◆ **Yang Diminta**
Tuliskan kembali bagian teks tentang tayamum ini tanpa mengubah apa pun. Mulailah dari kata-kata "Adapun menurut madzhab", lalu berhenti setelah kata-kata "wajib mengqadha' shalat.".

◆ **Teks Bacaan**
Adapun menurut madzhab Hambali, ada dua riwayat. Riwayat pertama mengatakan tidak wajib mengqadha' shalat, dan pendapat kedua menyatakan bahwa orang tersebut wajib mengqadha' shalat.

G. Tidak Ada Alat untuk Mengambil Air, Seperti tidak Ada Timba ataupun Tali

Orang yang sebenarnya mampu menggunakan air boleh melakukan tayamum, jika tidak ada orang yang dapat membantunya untuk mendapatkan ain ataupun dia tidak mempunyai alat untuk memperoleh air, seperti tidak adanya tali ataupun tidak ada timba, sedangkan dia khawatir waktu shalat akan terlewat. Dalam keadaan seperti ini, orang tersebut dianggap seperti orang yang tidak mempunyai air.
Ulama madzhab Hambali menambahkan, orang tersebut wajib mencari alat untuk memperoleh air terlebih dahulu, meskipun dengan cara meminjam. Alasan mereka adalah “Apabila ada kewajiban, namun ia tidak sempurna melainkan dengan adanya sesuatu, maka sesuatu tersebut hukumnya juga wajib.”
Orang tersebut harus menerima uluran bantuan pinjaman itu, karena pengungkitan (minnah) dalam kasus ini adalah kecil. Jika orang tersebut mampu mengambil air telaga dengan cara membasahi pakaian kemudian memerasnya, maka dia harus melakukannya. Sebab, dengan itu dia mampu mendapatkan air, dengan syarat harga pakaian (kain yang digunakan untuk mengambil air) itu tidak menjadi susut hingga lebih murah daripada harga air yang diambil dari tempatnya. Jika harga kain itu menyusut hingga jauh lebih rendah daripada harga air, maka dia tidak wajib melakukan hal yang demikian. Kedudukannya sama seperti hukum dia membeli air itu. Jika dia diberi utang air atau diberi utang harga air; maka dia wajib menerimanya dengan syarat dia mampu membayarnya. Sebab, kemungkinan terjadinya pengungkitan dalam kasus ini adalah kecil. Tetapi, dia tidak wajib meminjam harga air karena ada kemungkin an-minnah (pengungkitan).
Jika ada orang memberi (hibah) harga air kepadanya, maka dia tidak wajib menerimanya karena ada kemungkinan timbul minnah (pengungkitan). Jika ada orang yang menghibahkan air kepadanya, maka dia wajib menerimanya karena kemungkinan terjadinya pengungkitan (minnah) adalah kecil serta biasanya pemberian itu dianggap tidak bernilai. Dia juga tidak wajib membeli air dengan cara utang, walaupun dia mampu membayarnya apabila pulang ke negerinya. Sebab, utang yang berada dalam tanggungannya menyebabkan dia mengalami mudharat. Lagipula hartanya mungkin rusak sebelum dia dapat membayar utangnya.

◆ **Daftar Baris**
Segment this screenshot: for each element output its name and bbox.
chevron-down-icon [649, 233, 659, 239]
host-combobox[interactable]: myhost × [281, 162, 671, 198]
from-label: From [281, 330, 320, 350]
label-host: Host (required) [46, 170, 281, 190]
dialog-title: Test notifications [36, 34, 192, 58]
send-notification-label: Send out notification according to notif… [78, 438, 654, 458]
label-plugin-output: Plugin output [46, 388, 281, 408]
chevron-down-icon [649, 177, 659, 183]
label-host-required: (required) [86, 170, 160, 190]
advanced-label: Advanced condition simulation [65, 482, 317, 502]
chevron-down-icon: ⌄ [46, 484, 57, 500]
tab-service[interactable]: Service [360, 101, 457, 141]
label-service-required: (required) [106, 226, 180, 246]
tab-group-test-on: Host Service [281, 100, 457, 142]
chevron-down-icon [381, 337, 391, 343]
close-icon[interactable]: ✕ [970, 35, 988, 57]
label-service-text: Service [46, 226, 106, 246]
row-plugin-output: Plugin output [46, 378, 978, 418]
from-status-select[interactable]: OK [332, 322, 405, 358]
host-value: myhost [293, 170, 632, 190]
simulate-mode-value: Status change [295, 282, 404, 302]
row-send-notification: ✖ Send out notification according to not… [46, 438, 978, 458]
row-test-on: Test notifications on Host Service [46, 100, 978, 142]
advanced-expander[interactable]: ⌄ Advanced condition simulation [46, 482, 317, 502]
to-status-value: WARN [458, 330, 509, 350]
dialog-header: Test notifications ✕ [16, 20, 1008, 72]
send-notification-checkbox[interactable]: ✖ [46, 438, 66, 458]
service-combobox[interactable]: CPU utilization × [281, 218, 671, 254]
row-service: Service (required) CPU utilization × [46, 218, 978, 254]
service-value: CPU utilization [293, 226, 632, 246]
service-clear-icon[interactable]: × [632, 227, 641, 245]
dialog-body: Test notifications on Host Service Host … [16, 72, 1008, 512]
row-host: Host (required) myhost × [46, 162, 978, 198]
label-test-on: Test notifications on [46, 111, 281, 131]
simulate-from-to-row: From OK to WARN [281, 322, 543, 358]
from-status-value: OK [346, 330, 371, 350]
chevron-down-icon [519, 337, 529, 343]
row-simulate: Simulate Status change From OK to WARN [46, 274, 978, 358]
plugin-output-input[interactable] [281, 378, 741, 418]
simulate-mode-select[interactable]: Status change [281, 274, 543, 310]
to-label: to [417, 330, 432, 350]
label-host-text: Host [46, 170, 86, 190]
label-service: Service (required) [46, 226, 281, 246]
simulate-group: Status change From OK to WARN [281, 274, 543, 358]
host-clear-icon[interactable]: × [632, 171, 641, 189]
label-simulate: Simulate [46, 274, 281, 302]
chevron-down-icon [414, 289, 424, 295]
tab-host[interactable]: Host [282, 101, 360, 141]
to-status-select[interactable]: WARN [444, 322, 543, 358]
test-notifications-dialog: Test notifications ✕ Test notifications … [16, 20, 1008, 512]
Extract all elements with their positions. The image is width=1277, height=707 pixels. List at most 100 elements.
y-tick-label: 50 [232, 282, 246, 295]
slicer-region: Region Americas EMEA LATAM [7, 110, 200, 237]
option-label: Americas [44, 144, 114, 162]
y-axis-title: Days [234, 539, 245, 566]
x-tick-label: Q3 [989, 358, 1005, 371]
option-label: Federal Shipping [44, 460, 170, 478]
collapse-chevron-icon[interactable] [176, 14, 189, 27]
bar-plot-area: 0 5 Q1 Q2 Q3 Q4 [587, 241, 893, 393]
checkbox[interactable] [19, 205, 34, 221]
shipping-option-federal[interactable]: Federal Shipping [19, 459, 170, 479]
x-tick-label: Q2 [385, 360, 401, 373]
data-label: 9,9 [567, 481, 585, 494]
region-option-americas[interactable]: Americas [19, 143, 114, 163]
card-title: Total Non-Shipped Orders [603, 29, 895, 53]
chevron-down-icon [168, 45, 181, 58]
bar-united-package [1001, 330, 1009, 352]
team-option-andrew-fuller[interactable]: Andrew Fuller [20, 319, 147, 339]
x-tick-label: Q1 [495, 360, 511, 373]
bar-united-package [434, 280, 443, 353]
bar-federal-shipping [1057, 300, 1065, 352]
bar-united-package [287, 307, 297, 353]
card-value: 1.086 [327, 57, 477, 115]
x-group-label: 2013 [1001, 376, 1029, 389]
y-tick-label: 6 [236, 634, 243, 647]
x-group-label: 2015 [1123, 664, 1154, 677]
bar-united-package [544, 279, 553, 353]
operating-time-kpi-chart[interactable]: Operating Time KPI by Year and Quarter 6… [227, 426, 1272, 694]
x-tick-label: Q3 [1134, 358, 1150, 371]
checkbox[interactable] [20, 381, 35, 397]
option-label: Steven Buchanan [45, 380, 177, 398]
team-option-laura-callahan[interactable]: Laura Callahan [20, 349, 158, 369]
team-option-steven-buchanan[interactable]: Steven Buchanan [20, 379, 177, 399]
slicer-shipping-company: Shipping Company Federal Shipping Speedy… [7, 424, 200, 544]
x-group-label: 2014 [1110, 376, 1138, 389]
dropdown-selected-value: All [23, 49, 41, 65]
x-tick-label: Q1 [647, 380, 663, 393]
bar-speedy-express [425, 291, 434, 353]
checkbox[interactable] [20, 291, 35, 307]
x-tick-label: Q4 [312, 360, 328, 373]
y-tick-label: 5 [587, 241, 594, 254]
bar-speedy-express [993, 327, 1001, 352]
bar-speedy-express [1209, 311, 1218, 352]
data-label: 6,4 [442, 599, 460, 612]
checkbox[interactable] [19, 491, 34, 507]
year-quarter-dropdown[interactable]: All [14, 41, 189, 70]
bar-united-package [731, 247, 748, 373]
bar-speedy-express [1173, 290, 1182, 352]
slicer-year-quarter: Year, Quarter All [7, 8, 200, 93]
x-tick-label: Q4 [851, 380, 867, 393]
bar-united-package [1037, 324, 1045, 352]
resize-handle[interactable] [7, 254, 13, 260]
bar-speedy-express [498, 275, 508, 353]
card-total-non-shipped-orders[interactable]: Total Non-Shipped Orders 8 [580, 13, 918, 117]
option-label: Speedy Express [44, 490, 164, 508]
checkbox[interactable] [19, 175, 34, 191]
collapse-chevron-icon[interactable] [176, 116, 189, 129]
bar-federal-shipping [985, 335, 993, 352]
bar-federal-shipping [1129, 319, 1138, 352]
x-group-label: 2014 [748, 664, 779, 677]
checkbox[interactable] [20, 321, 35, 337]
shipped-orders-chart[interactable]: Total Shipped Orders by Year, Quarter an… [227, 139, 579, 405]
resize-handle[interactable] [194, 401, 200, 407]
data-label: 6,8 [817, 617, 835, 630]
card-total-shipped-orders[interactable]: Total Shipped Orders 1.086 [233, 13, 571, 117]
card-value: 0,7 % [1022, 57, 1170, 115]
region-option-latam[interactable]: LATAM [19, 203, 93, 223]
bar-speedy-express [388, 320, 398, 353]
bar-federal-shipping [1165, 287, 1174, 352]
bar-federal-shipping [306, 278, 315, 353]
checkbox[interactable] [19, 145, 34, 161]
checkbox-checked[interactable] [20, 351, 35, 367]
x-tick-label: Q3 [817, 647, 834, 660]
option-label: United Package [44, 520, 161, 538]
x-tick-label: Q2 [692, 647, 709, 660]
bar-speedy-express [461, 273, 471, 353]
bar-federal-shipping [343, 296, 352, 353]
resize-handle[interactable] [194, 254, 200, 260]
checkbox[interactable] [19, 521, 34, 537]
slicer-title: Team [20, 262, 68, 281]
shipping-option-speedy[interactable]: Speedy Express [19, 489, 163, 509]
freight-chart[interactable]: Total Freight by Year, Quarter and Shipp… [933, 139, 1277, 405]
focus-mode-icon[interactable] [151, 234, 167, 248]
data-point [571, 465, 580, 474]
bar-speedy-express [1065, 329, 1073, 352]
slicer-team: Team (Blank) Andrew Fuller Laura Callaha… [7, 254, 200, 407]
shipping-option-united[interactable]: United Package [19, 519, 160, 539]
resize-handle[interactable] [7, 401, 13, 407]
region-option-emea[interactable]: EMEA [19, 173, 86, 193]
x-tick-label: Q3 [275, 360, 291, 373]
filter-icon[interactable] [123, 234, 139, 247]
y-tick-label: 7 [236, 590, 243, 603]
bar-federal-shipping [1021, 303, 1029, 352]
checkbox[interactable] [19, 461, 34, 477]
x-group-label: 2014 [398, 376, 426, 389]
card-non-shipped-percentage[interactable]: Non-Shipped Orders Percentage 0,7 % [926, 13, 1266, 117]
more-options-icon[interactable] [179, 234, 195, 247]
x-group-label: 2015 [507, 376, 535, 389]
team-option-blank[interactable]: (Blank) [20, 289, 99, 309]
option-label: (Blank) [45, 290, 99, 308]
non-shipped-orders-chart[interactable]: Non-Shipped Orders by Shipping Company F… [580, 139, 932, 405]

◆ **Jawaban Latihan**
Adapun menurut madzhab Hambali, ada dua riwayat. Riwayat pertama mengatakan tidak wajib mengqadha' shalat, dan pendapat kedua menyatakan bahwa orang tersebut wajib mengqadha' shalat.